PROBLEM REQUIREMENTS: Report, as a bare number, how many lines hold "ブレント".

* Start *

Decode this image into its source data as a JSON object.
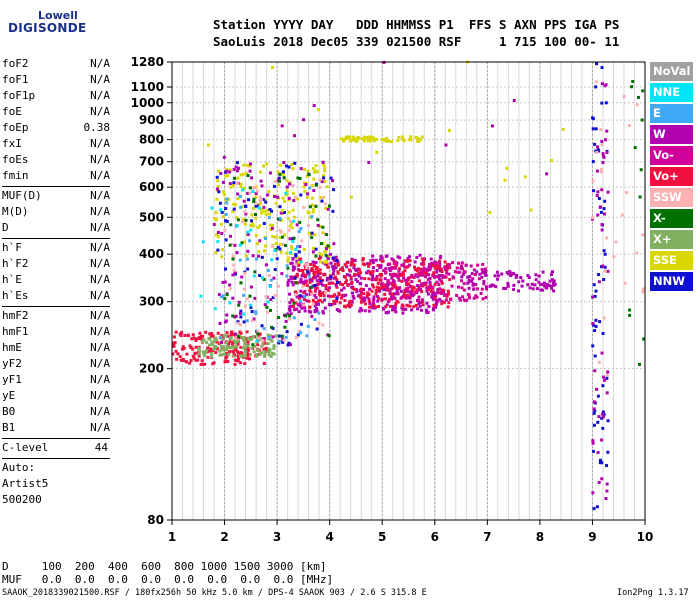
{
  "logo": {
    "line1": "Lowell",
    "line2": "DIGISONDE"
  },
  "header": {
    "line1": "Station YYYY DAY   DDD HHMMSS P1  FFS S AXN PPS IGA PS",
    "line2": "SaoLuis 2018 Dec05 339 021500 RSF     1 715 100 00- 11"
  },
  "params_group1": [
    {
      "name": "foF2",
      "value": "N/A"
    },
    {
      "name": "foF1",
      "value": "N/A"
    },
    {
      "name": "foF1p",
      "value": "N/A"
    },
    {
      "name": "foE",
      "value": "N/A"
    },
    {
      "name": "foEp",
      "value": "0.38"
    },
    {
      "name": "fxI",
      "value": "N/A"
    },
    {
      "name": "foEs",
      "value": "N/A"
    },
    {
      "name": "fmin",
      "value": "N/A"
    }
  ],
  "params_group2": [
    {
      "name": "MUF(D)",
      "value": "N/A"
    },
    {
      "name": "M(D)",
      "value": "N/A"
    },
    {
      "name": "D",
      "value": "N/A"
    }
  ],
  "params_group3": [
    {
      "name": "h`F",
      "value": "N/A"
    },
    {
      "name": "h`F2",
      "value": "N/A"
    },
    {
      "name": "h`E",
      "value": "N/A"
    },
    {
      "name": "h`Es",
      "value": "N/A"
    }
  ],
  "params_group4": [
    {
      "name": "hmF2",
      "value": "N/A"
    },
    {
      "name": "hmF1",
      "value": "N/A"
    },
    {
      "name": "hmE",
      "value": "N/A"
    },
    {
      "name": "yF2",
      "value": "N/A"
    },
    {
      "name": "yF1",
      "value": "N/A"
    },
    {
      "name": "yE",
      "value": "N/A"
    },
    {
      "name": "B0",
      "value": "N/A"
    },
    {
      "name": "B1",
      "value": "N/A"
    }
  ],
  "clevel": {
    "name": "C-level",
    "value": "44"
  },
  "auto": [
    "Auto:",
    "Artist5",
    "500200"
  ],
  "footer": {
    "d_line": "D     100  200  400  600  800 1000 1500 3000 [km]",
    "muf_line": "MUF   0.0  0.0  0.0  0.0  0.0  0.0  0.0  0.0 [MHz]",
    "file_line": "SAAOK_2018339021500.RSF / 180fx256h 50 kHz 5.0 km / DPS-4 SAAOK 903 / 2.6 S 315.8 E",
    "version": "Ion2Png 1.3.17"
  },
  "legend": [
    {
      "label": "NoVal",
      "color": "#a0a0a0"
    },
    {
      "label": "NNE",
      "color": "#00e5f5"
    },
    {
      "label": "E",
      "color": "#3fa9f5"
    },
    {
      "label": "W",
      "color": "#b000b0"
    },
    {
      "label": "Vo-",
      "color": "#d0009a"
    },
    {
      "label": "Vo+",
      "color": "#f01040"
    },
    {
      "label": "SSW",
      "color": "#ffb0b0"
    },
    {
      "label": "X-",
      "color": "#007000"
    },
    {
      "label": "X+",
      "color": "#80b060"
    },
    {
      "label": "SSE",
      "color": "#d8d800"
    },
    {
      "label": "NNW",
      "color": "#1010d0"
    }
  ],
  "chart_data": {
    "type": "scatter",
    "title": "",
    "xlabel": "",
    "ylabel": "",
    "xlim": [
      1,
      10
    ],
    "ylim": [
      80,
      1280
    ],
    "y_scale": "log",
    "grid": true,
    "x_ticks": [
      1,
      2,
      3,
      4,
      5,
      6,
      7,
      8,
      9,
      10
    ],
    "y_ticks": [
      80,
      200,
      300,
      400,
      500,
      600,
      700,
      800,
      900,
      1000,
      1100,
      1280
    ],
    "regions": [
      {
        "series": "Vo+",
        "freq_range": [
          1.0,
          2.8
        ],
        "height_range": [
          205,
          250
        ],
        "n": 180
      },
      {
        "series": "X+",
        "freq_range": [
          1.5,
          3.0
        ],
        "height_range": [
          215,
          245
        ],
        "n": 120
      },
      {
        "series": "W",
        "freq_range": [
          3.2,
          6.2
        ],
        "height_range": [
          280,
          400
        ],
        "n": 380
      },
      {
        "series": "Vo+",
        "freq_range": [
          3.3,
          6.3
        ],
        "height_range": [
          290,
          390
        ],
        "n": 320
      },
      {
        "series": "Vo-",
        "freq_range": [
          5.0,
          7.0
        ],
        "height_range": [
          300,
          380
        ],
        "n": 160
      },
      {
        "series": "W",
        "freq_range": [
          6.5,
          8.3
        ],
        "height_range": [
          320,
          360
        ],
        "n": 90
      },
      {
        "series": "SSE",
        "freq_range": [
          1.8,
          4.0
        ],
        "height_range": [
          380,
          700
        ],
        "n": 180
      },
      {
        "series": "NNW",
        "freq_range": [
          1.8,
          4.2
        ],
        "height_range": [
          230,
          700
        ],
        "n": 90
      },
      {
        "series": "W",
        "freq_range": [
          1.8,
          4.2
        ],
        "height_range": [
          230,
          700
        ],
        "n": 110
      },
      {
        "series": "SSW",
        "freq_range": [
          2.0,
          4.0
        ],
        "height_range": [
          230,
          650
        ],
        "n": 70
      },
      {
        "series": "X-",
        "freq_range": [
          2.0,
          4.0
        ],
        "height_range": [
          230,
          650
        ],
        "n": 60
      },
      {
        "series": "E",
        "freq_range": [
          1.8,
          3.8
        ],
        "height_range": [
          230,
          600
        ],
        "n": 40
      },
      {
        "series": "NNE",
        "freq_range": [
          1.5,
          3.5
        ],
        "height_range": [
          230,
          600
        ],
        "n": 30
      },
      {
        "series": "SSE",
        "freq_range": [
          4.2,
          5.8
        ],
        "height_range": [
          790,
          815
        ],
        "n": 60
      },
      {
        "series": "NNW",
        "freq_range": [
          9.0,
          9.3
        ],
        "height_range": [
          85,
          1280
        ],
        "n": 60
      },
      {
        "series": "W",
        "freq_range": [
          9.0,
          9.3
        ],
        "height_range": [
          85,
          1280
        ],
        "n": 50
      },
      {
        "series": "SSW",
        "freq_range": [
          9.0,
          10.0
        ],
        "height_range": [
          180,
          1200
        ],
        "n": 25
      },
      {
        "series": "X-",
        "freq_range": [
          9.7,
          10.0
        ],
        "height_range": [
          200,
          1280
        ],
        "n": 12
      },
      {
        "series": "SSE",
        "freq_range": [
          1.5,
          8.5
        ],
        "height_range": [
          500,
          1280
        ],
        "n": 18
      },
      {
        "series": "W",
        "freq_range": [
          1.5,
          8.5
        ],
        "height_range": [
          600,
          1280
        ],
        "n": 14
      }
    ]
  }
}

* End *
* Start *

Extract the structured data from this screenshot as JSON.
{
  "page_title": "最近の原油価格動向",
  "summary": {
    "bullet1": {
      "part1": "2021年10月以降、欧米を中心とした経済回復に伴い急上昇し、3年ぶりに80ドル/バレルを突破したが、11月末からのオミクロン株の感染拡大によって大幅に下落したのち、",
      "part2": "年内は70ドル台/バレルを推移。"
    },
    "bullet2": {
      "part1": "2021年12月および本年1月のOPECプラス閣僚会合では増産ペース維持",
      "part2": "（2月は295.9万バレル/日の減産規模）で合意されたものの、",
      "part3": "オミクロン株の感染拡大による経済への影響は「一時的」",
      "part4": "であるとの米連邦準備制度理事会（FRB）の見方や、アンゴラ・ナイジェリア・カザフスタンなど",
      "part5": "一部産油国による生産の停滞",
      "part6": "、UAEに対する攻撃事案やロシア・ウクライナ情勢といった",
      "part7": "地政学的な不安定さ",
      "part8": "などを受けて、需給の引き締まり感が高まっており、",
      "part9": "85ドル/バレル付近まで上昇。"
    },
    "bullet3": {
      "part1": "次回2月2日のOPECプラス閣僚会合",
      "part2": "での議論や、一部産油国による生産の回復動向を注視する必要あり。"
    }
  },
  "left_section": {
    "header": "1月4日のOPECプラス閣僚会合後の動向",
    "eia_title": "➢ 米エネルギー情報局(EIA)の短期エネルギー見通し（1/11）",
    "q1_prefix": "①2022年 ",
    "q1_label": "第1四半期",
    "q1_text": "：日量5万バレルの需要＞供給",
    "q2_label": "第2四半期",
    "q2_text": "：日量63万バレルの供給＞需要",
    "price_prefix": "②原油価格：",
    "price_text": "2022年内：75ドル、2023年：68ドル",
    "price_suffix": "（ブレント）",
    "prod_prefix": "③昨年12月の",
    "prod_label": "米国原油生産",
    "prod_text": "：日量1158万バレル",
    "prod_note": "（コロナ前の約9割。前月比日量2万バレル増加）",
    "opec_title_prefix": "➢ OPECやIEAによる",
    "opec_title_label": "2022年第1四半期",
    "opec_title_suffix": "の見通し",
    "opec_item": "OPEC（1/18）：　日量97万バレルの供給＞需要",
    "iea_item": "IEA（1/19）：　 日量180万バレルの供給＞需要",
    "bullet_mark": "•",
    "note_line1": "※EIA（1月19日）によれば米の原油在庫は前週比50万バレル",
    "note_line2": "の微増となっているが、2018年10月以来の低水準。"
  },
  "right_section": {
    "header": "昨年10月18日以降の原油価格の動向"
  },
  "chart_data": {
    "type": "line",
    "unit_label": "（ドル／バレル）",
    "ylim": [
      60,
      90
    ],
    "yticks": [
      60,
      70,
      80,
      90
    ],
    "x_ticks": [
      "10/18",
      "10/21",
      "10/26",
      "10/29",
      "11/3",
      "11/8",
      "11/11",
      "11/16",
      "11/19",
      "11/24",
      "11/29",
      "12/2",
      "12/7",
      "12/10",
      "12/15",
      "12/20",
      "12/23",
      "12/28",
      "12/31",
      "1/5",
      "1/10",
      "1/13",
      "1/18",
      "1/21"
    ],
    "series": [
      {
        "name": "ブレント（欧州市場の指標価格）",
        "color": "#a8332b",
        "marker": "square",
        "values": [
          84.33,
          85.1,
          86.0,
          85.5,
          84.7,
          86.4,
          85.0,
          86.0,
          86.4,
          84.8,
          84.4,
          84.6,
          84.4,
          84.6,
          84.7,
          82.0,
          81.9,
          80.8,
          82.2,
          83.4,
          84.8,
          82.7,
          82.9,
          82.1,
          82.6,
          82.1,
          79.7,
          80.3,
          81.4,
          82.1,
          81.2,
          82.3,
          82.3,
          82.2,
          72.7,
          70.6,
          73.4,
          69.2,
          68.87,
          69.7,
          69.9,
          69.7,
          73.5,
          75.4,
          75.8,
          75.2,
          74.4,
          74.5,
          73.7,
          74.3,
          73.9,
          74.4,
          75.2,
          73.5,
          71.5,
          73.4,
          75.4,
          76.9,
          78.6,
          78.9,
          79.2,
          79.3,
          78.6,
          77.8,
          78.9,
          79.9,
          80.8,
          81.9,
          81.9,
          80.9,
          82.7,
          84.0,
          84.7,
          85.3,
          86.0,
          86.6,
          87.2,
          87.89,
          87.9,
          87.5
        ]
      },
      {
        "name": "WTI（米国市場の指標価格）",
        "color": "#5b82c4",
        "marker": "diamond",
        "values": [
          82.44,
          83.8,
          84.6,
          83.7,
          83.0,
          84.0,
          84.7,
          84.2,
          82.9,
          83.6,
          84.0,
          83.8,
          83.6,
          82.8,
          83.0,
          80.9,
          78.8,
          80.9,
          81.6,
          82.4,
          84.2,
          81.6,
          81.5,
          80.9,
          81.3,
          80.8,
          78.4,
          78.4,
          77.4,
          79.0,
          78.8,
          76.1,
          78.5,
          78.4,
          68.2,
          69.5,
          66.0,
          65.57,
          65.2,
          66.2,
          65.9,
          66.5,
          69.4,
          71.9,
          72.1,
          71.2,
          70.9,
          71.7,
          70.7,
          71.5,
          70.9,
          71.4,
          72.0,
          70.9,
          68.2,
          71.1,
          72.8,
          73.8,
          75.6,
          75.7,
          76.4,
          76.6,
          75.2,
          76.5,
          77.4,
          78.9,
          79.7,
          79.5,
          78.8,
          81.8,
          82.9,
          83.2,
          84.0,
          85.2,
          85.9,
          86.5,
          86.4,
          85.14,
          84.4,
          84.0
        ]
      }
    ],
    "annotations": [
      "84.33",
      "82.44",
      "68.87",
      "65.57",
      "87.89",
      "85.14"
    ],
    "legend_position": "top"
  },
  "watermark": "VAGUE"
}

* End *

TASK SOLUTION: 2